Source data
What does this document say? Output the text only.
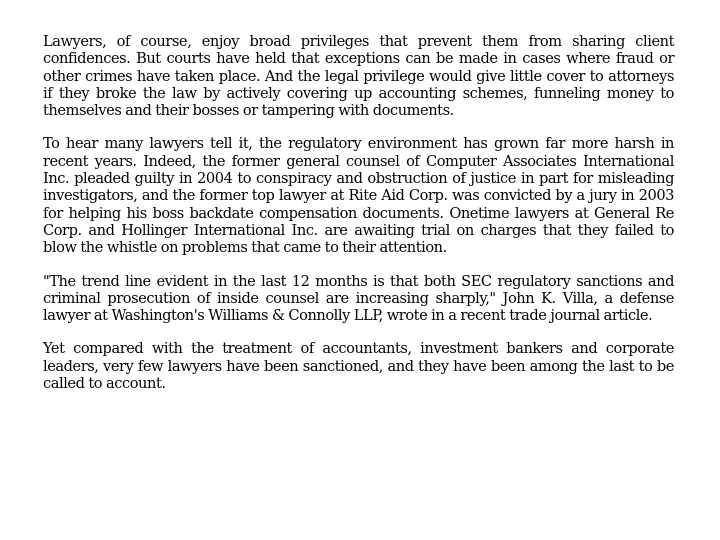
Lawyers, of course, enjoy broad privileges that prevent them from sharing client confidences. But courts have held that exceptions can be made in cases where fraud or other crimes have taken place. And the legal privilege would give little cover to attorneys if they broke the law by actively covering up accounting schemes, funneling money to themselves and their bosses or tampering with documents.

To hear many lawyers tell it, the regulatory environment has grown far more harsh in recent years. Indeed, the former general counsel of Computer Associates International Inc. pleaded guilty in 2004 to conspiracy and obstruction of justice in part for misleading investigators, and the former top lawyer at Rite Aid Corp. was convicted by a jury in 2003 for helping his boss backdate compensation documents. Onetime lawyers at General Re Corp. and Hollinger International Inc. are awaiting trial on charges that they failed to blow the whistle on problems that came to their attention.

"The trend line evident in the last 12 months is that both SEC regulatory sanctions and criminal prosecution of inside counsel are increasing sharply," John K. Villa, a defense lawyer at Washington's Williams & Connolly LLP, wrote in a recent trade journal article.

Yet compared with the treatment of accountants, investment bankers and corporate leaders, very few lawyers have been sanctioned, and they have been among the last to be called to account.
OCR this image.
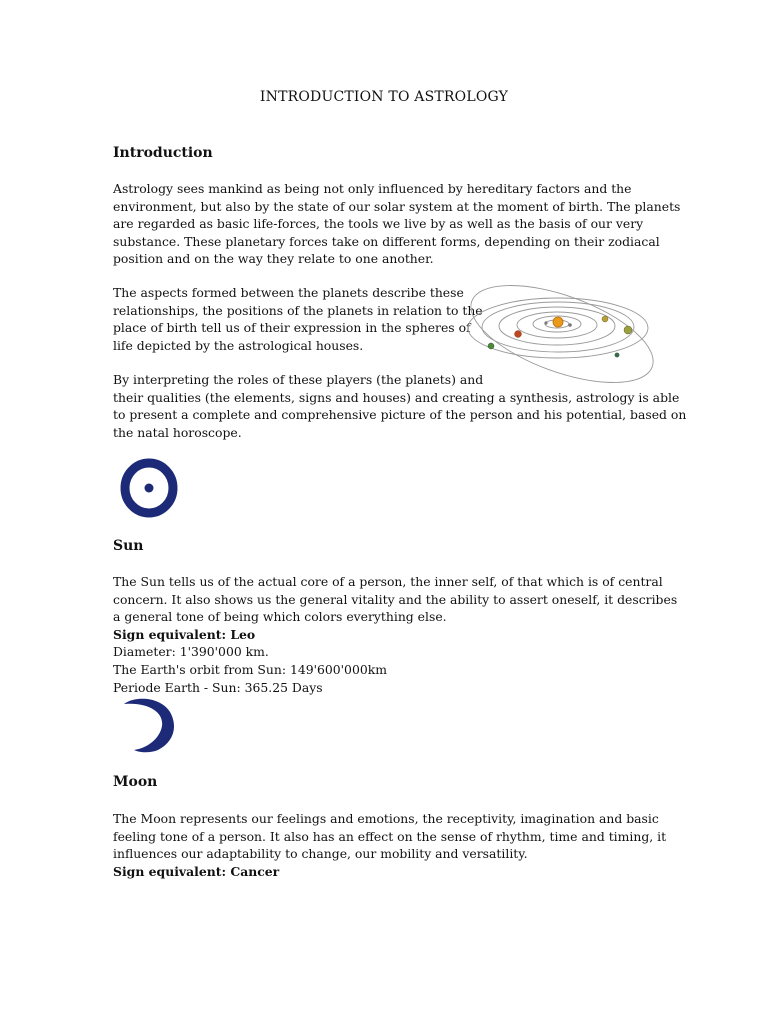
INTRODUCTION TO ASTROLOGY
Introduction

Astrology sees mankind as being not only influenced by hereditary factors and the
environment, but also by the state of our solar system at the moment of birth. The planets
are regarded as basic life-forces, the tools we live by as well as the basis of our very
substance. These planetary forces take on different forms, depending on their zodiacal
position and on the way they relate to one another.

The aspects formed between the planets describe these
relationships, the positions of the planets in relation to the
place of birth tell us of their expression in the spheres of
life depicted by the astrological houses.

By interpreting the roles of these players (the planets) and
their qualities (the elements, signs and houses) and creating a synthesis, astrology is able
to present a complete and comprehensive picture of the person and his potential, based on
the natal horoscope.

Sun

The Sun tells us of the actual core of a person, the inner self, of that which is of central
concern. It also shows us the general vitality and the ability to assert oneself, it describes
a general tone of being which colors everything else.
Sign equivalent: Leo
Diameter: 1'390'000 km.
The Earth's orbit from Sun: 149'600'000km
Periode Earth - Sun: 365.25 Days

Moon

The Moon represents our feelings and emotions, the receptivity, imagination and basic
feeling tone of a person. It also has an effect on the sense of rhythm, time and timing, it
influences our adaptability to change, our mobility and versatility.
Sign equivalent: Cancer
...
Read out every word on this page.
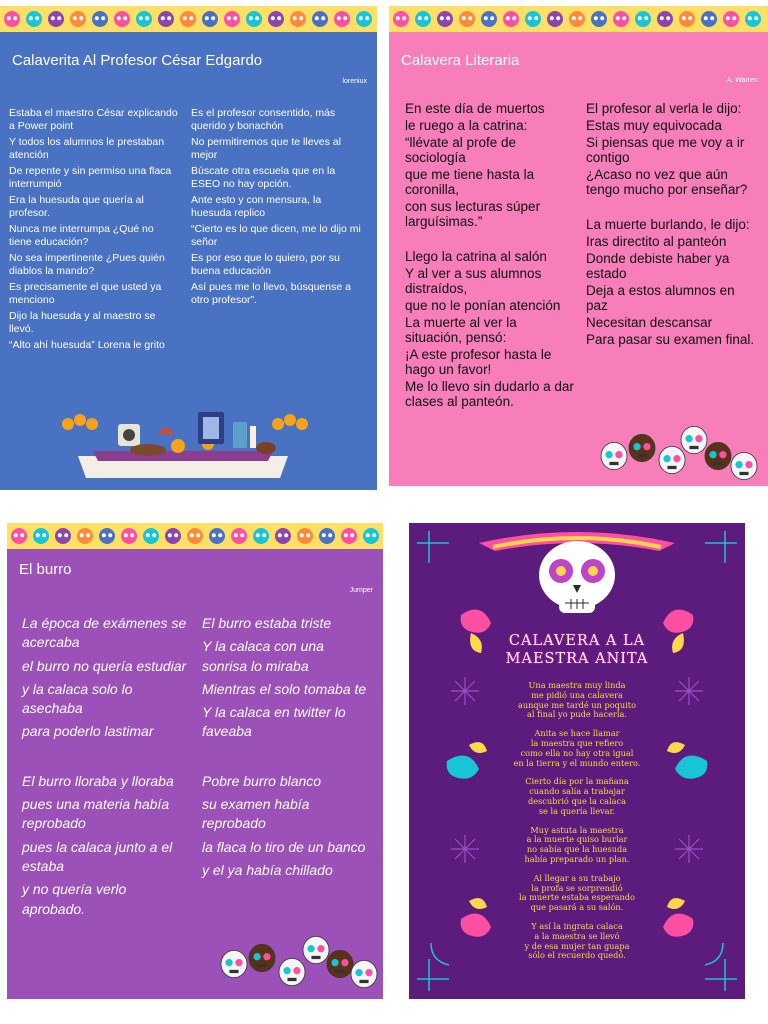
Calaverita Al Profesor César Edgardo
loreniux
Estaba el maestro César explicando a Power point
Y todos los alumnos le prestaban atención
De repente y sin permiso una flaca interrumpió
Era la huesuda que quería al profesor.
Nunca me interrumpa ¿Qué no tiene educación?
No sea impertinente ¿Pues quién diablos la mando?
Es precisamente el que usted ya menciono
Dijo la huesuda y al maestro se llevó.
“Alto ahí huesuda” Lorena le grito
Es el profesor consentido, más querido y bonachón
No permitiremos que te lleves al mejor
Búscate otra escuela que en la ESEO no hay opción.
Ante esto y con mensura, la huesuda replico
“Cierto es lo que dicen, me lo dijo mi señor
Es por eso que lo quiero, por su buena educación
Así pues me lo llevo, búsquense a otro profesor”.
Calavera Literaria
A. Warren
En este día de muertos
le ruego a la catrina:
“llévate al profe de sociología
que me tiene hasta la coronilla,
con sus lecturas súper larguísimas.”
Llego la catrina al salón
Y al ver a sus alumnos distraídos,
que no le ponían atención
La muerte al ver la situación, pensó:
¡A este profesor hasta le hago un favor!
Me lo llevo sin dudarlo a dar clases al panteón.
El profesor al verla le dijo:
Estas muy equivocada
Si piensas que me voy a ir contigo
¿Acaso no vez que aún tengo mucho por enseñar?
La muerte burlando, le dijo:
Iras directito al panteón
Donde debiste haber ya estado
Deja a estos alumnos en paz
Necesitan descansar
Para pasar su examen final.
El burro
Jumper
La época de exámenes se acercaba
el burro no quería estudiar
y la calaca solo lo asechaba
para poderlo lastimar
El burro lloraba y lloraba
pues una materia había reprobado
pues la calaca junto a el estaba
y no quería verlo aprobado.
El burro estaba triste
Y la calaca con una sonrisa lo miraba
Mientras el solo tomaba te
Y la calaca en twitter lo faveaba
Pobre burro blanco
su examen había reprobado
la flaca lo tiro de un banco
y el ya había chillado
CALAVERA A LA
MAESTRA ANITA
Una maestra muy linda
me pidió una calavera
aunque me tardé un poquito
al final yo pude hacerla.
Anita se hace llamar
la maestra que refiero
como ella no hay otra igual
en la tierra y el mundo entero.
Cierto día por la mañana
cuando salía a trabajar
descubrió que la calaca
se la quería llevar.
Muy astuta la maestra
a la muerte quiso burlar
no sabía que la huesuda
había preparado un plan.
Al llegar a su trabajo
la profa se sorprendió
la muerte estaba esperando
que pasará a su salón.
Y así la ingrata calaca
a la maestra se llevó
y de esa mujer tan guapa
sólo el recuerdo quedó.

Direction
Gather each line from the entries above that includes the word "basic".

Exercise output
are regarded as basic life-forces, the tools we live by as well as the basis of our very
The Moon represents our feelings and emotions, the receptivity, imagination and basic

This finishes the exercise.